## Data items
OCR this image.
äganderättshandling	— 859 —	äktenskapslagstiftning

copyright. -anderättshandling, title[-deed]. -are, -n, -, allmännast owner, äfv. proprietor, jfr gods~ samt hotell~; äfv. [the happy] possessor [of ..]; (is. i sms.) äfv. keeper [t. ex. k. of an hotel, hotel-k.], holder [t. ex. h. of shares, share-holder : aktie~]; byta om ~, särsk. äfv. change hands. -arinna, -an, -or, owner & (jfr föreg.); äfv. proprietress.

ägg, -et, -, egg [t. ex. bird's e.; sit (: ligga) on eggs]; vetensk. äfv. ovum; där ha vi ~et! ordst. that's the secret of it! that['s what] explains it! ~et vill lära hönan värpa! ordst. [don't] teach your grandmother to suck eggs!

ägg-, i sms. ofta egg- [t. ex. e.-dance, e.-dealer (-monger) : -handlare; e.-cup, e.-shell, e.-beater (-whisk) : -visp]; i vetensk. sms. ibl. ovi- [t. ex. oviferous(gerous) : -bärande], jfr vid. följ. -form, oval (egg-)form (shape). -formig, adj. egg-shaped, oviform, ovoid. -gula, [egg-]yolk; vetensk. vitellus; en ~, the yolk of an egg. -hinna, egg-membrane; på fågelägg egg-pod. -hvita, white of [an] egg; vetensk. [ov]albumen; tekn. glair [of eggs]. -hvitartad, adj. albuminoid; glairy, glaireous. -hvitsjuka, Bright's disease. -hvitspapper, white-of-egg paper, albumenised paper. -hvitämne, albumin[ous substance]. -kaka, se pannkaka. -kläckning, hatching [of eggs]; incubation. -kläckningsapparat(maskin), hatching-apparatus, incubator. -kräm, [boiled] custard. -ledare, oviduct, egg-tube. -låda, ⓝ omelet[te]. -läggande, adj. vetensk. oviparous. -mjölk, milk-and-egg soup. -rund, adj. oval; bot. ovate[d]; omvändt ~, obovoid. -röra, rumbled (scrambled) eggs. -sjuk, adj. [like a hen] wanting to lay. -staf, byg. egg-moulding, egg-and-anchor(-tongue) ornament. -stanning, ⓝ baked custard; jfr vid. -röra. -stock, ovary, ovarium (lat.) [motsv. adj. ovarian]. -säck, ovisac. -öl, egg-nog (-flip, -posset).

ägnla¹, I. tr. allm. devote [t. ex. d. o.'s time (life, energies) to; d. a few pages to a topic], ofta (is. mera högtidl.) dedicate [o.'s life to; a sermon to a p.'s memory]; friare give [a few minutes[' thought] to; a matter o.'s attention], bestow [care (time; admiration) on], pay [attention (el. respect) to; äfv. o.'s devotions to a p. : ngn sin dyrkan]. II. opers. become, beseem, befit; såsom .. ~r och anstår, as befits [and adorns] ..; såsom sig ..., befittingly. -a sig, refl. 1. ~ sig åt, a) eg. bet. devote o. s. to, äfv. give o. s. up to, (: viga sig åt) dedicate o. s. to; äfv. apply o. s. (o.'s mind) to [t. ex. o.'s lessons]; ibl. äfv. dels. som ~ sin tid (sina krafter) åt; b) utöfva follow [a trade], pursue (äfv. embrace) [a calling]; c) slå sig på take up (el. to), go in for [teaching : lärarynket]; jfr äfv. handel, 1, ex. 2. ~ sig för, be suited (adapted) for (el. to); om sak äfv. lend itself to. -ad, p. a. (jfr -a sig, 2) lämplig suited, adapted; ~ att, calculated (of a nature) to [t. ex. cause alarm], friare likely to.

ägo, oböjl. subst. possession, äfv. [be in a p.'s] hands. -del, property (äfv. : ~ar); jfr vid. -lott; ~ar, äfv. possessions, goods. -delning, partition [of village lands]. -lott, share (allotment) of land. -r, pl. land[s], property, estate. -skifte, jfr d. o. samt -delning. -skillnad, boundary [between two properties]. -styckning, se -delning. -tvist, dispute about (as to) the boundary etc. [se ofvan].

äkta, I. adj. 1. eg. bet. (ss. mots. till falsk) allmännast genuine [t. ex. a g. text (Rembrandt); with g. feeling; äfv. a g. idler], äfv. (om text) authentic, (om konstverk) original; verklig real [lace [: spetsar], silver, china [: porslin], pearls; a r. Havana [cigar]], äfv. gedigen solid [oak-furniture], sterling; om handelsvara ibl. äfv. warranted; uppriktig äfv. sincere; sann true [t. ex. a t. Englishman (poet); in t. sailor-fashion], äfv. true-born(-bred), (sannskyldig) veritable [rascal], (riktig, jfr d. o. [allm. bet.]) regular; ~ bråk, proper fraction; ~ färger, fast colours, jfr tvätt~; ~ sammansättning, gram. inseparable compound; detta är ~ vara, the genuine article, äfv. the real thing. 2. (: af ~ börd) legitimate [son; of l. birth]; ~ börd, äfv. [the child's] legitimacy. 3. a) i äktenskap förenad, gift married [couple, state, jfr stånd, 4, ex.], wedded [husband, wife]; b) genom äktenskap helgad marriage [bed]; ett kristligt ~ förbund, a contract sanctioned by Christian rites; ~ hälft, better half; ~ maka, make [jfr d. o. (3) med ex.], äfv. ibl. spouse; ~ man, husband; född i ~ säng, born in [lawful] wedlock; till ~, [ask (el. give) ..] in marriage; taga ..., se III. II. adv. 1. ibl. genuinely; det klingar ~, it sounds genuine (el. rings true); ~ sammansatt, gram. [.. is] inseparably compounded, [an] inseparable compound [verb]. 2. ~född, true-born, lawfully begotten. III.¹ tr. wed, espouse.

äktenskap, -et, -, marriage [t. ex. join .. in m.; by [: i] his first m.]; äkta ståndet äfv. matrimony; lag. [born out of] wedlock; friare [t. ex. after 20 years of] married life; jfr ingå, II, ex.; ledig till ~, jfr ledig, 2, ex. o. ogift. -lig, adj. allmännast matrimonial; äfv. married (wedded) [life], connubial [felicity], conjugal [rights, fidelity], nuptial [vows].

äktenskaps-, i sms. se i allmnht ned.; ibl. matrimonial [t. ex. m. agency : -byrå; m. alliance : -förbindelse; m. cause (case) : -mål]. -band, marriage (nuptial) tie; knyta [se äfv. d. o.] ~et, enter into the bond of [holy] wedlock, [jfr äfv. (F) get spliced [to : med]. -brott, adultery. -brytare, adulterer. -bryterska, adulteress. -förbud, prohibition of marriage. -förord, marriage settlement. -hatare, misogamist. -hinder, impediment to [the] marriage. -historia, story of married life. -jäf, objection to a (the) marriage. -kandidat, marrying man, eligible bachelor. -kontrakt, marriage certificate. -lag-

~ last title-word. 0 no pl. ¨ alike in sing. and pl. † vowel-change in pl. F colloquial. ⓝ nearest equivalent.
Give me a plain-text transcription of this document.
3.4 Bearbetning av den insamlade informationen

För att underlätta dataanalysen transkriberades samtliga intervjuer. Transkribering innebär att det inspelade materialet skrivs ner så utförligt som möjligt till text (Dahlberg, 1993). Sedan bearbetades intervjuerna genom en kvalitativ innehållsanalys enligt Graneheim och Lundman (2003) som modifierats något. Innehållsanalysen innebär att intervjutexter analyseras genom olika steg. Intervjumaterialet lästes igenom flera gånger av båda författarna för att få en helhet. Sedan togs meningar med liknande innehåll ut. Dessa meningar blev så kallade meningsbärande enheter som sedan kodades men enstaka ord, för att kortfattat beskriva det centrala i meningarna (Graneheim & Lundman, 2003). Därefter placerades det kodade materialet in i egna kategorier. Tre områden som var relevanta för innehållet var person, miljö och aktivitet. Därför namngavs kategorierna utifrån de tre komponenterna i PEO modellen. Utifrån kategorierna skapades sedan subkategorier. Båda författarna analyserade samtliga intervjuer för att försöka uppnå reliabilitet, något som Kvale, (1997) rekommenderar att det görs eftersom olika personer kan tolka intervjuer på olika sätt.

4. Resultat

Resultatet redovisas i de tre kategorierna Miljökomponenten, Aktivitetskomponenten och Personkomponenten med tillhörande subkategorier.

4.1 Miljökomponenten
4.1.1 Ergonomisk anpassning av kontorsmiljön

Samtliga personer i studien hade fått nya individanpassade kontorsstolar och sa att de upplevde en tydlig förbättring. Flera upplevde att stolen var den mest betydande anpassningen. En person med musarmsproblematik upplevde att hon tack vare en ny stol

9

## WHAT NEEDS TO BE DONE
Each line in the data that holds the string "title" needs to be copied.

## RESPONSE TO THE EXERCISE
copyright. -anderättshandling, title[-deed]. -are, -n, -, allmännast owner, äfv. proprietor, jfr gods~ samt hotell~; äfv. [the happy] possessor [of ..]; (is. i sms.) äfv. keeper [t. ex. k. of an hotel, hotel-k.], holder [t. ex. h. of shares, share-holder : aktie~]; byta om ~, särsk. äfv. change hands. -arinna, -an, -or, owner & (jfr föreg.); äfv. proprietress.
~ last title-word. 0 no pl. ¨ alike in sing. and pl. † vowel-change in pl. F colloquial. ⓝ nearest equivalent.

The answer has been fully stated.